> **EXERCISE GOAL**
In the passage on IABP support in cardiac surgery, which two other forms of mechanical circulatory support are named for comparison in future research?

━━━ PAGE TEXT ━━━

Peri-operative clinical characteristics further highlighted the dominance of CABG procedures, predominantly performed on-pump, and underscored the critical role of full CPB in ensuring successful surgical outcomes. Recent literature indicates a downward trend in complication rates, reflecting advancements in surgical techniques and peri-operative management22,23,24,25. In contrast, older studies reported higher complication rates, underscoring the progress made in this field4,9,11,15,19. Our study similarly identified that IABP support was linked to significantly increased morbidity, manifested through prolonged hospital stays, and higher rates of post-operative complications. Notably, variations in hospital stay durations were observed across different patient groups, indicating potential differences in post-operative management strategies and patient recovery trajectories. These findings highlight the importance of tailoring clinical approaches based on specific patient risk profiles. A multidisciplinary care model is critical in managing this high-risk subgroup, as it can facilitate comprehensive patient evaluation and optimize outcomes.To build on these findings, future research could explore long-term outcomes for patients receiving IABP support compared to those utilizing other forms of mechanical circulatory support (MCS), such as ventricular assist devices (VADs) or extracorporeal membrane oxygenation (ECMO). Understanding the long-term implications of different support strategies could guide clinical decision-making and enhance patient management protocols. Additionally, the development of specific guidelines based on risk profiles would be invaluable.

━━━ MATERIAL PROVIDED ━━━

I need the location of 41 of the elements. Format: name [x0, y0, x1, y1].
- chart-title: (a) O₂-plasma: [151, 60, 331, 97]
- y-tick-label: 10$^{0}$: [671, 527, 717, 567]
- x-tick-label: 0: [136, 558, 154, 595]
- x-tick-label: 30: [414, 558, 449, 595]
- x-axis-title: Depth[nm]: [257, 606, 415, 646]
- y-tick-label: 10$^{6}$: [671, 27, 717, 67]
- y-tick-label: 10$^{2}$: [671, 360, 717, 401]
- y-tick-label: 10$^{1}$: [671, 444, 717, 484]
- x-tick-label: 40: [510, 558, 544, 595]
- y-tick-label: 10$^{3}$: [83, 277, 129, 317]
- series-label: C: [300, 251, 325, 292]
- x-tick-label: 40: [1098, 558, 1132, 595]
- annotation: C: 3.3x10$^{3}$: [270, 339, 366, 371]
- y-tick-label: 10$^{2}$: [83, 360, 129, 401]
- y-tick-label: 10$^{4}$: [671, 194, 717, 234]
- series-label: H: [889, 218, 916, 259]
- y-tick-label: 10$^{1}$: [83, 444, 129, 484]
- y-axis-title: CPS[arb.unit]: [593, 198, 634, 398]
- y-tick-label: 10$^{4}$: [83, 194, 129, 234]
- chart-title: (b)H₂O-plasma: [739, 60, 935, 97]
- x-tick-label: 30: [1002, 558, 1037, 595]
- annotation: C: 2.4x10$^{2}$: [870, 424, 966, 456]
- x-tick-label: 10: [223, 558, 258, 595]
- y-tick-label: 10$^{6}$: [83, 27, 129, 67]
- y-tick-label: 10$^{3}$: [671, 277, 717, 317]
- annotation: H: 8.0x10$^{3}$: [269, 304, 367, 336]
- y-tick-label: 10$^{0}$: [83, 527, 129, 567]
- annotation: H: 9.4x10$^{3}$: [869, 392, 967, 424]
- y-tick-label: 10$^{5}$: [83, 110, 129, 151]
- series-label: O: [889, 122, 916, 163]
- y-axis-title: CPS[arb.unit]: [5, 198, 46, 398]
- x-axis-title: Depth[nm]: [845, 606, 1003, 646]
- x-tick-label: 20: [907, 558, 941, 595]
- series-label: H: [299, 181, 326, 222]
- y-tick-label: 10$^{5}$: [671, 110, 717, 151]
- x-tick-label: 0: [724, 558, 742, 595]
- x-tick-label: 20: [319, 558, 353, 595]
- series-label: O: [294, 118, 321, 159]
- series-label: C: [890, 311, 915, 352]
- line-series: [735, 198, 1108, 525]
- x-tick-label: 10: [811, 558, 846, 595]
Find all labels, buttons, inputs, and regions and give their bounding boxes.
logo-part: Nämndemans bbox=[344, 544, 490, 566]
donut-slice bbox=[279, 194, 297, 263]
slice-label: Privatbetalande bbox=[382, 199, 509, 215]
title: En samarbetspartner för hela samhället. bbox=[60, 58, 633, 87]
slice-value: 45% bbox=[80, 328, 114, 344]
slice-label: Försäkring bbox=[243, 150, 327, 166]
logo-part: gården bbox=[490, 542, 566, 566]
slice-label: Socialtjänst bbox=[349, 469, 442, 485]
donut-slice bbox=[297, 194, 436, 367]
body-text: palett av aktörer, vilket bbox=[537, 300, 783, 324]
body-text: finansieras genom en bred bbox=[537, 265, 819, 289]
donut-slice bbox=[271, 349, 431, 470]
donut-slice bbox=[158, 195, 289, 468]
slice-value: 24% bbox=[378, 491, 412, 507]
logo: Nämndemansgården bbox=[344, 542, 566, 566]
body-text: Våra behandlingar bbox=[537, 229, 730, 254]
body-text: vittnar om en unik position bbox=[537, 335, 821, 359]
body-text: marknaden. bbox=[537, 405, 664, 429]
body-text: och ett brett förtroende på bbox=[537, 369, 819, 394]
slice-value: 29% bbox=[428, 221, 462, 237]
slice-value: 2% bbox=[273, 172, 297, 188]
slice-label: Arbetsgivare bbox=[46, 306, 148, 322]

━━━

> **YOUR RESPONSE**
Ventricular assist devices (VADs) and extracorporeal membrane oxygenation (ECMO).